## Task to complete
Below are records to be output exactly, every one of them.
start Entries
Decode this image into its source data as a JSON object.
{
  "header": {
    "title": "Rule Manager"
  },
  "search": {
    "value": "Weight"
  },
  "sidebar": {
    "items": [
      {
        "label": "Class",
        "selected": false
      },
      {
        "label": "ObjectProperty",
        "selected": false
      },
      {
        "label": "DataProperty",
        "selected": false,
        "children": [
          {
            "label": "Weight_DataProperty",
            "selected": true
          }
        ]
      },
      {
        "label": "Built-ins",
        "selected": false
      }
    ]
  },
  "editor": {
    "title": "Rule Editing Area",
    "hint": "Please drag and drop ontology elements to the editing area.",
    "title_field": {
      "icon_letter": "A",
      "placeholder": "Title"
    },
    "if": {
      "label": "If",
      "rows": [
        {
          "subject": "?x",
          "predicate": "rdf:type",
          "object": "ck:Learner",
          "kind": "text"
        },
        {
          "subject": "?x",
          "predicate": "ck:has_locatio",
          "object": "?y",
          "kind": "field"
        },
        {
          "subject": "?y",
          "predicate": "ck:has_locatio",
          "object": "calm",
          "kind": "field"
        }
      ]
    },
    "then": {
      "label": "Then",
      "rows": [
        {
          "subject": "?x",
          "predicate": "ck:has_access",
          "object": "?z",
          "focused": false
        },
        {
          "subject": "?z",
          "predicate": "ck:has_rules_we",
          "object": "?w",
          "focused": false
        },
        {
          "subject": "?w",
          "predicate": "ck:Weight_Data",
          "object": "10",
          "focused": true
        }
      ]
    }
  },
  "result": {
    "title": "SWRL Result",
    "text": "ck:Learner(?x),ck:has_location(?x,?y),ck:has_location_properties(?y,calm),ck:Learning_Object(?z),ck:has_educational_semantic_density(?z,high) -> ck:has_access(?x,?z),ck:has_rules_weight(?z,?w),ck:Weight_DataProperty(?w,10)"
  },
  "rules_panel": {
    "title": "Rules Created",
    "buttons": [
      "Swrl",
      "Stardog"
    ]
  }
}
end Entries
## Exercise output
Decode this image into its source data as a JSON object.
{
  "header": {
    "title": "Rule Manager"
  },
  "search": {
    "value": "Weight"
  },
  "sidebar": {
    "items": [
      {
        "label": "Class",
        "selected": false
      },
      {
        "label": "ObjectProperty",
        "selected": false
      },
      {
        "label": "DataProperty",
        "selected": false,
        "children": [
          {
            "label": "Weight_DataProperty",
            "selected": true
          }
        ]
      },
      {
        "label": "Built-ins",
        "selected": false
      }
    ]
  },
  "editor": {
    "title": "Rule Editing Area",
    "hint": "Please drag and drop ontology elements to the editing area.",
    "title_field": {
      "icon_letter": "A",
      "placeholder": "Title"
    },
    "if": {
      "label": "If",
      "rows": [
        {
          "subject": "?x",
          "predicate": "rdf:type",
          "object": "ck:Learner",
          "kind": "text"
        },
        {
          "subject": "?x",
          "predicate": "ck:has_locatio",
          "object": "?y",
          "kind": "field"
        },
        {
          "subject": "?y",
          "predicate": "ck:has_locatio",
          "object": "calm",
          "kind": "field"
        }
      ]
    },
    "then": {
      "label": "Then",
      "rows": [
        {
          "subject": "?x",
          "predicate": "ck:has_access",
          "object": "?z",
          "focused": false
        },
        {
          "subject": "?z",
          "predicate": "ck:has_rules_we",
          "object": "?w",
          "focused": false
        },
        {
          "subject": "?w",
          "predicate": "ck:Weight_Data",
          "object": "10",
          "focused": true
        }
      ]
    }
  },
  "result": {
    "title": "SWRL Result",
    "text": "ck:Learner(?x),ck:has_location(?x,?y),ck:has_location_properties(?y,calm),ck:Learning_Object(?z),ck:has_educational_semantic_density(?z,high) -> ck:has_access(?x,?z),ck:has_rules_weight(?z,?w),ck:Weight_DataProperty(?w,10)"
  },
  "rules_panel": {
    "title": "Rules Created",
    "buttons": [
      "Swrl",
      "Stardog"
    ]
  }
}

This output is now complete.